## Exercise goal
Reproduce each of the rows below word for word, keeping every character and line unchanged.

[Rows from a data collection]
• • • • • • •
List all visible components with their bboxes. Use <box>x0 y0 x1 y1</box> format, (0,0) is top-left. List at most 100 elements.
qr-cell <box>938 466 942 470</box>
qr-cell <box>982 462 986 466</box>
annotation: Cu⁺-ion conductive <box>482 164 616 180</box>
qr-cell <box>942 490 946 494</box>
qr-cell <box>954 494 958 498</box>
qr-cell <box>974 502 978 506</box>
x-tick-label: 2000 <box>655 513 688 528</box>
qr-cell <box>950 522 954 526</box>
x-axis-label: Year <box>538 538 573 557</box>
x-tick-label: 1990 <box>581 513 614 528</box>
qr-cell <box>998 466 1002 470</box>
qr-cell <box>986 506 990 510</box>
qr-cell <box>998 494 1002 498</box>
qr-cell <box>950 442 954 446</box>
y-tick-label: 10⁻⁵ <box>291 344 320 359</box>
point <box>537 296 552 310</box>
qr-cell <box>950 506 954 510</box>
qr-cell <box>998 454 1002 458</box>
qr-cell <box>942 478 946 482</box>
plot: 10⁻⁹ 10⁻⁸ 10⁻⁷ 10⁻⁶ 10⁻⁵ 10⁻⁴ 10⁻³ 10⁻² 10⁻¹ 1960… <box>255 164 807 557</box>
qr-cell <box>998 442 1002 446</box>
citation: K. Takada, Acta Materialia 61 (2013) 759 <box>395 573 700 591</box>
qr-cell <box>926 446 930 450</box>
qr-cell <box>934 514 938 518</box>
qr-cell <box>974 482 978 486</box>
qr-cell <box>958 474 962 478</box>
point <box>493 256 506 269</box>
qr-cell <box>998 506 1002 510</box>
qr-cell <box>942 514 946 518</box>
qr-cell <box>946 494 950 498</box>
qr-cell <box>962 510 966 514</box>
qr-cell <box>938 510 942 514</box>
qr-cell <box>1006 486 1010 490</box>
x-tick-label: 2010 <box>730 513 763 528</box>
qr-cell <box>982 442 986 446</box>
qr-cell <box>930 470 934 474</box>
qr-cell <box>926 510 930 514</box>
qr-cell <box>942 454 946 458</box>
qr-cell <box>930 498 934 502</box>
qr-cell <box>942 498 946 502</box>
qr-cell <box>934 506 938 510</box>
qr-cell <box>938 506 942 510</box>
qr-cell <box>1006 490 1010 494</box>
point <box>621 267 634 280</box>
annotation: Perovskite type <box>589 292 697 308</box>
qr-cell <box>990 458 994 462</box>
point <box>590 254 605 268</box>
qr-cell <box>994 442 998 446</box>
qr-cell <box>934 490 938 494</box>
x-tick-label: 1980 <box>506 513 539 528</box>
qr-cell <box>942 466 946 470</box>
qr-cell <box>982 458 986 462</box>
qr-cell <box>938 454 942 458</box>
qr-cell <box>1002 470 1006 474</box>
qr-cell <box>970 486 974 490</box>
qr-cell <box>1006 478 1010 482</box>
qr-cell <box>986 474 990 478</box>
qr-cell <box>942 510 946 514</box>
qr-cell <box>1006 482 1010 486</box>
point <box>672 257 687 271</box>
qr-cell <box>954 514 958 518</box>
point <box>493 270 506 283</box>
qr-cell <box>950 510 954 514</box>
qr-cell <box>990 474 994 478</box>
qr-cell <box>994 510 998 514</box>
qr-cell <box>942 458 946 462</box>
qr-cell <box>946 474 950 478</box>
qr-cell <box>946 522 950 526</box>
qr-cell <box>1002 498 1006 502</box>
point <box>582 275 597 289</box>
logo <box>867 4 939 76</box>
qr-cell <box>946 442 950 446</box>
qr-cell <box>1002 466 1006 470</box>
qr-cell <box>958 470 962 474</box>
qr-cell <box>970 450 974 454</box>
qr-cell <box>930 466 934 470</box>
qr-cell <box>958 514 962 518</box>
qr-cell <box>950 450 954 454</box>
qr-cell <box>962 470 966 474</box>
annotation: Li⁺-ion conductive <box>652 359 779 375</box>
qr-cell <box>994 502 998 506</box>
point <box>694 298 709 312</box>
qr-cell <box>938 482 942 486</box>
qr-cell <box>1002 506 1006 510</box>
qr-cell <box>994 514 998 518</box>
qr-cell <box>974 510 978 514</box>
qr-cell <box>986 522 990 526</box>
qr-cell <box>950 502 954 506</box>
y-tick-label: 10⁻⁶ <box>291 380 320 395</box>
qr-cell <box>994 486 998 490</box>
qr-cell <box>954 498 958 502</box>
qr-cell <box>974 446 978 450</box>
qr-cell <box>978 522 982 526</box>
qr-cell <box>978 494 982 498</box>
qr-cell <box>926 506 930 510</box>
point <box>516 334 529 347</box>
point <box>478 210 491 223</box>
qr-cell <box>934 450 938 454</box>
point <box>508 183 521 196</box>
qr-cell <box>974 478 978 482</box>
• • • • • • •
## Full answer
List all visible components with their bboxes. Use <box>x0 y0 x1 y1</box> format, (0,0) is top-left. List at most 100 elements.
qr-cell <box>938 466 942 470</box>
qr-cell <box>982 462 986 466</box>
annotation: Cu⁺-ion conductive <box>482 164 616 180</box>
qr-cell <box>942 490 946 494</box>
qr-cell <box>954 494 958 498</box>
qr-cell <box>974 502 978 506</box>
x-tick-label: 2000 <box>655 513 688 528</box>
qr-cell <box>950 522 954 526</box>
x-axis-label: Year <box>538 538 573 557</box>
x-tick-label: 1990 <box>581 513 614 528</box>
qr-cell <box>998 466 1002 470</box>
qr-cell <box>986 506 990 510</box>
qr-cell <box>998 494 1002 498</box>
qr-cell <box>950 442 954 446</box>
y-tick-label: 10⁻⁵ <box>291 344 320 359</box>
point <box>537 296 552 310</box>
qr-cell <box>950 506 954 510</box>
qr-cell <box>998 454 1002 458</box>
qr-cell <box>942 478 946 482</box>
plot: 10⁻⁹ 10⁻⁸ 10⁻⁷ 10⁻⁶ 10⁻⁵ 10⁻⁴ 10⁻³ 10⁻² 10⁻¹ 1960… <box>255 164 807 557</box>
qr-cell <box>998 442 1002 446</box>
citation: K. Takada, Acta Materialia 61 (2013) 759 <box>395 573 700 591</box>
qr-cell <box>926 446 930 450</box>
qr-cell <box>934 514 938 518</box>
qr-cell <box>974 482 978 486</box>
qr-cell <box>958 474 962 478</box>
point <box>493 256 506 269</box>
qr-cell <box>998 506 1002 510</box>
qr-cell <box>942 514 946 518</box>
qr-cell <box>946 494 950 498</box>
qr-cell <box>962 510 966 514</box>
qr-cell <box>938 510 942 514</box>
qr-cell <box>1006 486 1010 490</box>
x-tick-label: 2010 <box>730 513 763 528</box>
qr-cell <box>982 442 986 446</box>
qr-cell <box>930 470 934 474</box>
qr-cell <box>926 510 930 514</box>
qr-cell <box>942 454 946 458</box>
qr-cell <box>930 498 934 502</box>
qr-cell <box>942 498 946 502</box>
qr-cell <box>934 506 938 510</box>
qr-cell <box>938 506 942 510</box>
qr-cell <box>1006 490 1010 494</box>
point <box>621 267 634 280</box>
annotation: Perovskite type <box>589 292 697 308</box>
qr-cell <box>990 458 994 462</box>
point <box>590 254 605 268</box>
qr-cell <box>994 442 998 446</box>
qr-cell <box>934 490 938 494</box>
x-tick-label: 1980 <box>506 513 539 528</box>
qr-cell <box>942 466 946 470</box>
qr-cell <box>982 458 986 462</box>
qr-cell <box>938 454 942 458</box>
qr-cell <box>1002 470 1006 474</box>
qr-cell <box>970 486 974 490</box>
qr-cell <box>1006 478 1010 482</box>
qr-cell <box>986 474 990 478</box>
qr-cell <box>942 510 946 514</box>
qr-cell <box>1006 482 1010 486</box>
point <box>672 257 687 271</box>
qr-cell <box>954 514 958 518</box>
point <box>493 270 506 283</box>
qr-cell <box>950 510 954 514</box>
qr-cell <box>990 474 994 478</box>
qr-cell <box>994 510 998 514</box>
qr-cell <box>942 458 946 462</box>
qr-cell <box>946 474 950 478</box>
qr-cell <box>946 522 950 526</box>
qr-cell <box>1002 498 1006 502</box>
point <box>582 275 597 289</box>
logo <box>867 4 939 76</box>
qr-cell <box>946 442 950 446</box>
qr-cell <box>1002 466 1006 470</box>
qr-cell <box>958 470 962 474</box>
qr-cell <box>970 450 974 454</box>
qr-cell <box>930 466 934 470</box>
qr-cell <box>958 514 962 518</box>
qr-cell <box>950 450 954 454</box>
qr-cell <box>962 470 966 474</box>
annotation: Li⁺-ion conductive <box>652 359 779 375</box>
qr-cell <box>994 502 998 506</box>
point <box>694 298 709 312</box>
qr-cell <box>938 482 942 486</box>
qr-cell <box>1002 506 1006 510</box>
qr-cell <box>994 514 998 518</box>
qr-cell <box>974 510 978 514</box>
qr-cell <box>986 522 990 526</box>
qr-cell <box>950 502 954 506</box>
y-tick-label: 10⁻⁶ <box>291 380 320 395</box>
qr-cell <box>994 486 998 490</box>
qr-cell <box>954 498 958 502</box>
qr-cell <box>974 446 978 450</box>
qr-cell <box>978 522 982 526</box>
qr-cell <box>978 494 982 498</box>
qr-cell <box>926 506 930 510</box>
point <box>516 334 529 347</box>
point <box>478 210 491 223</box>
qr-cell <box>934 450 938 454</box>
point <box>508 183 521 196</box>
qr-cell <box>974 478 978 482</box>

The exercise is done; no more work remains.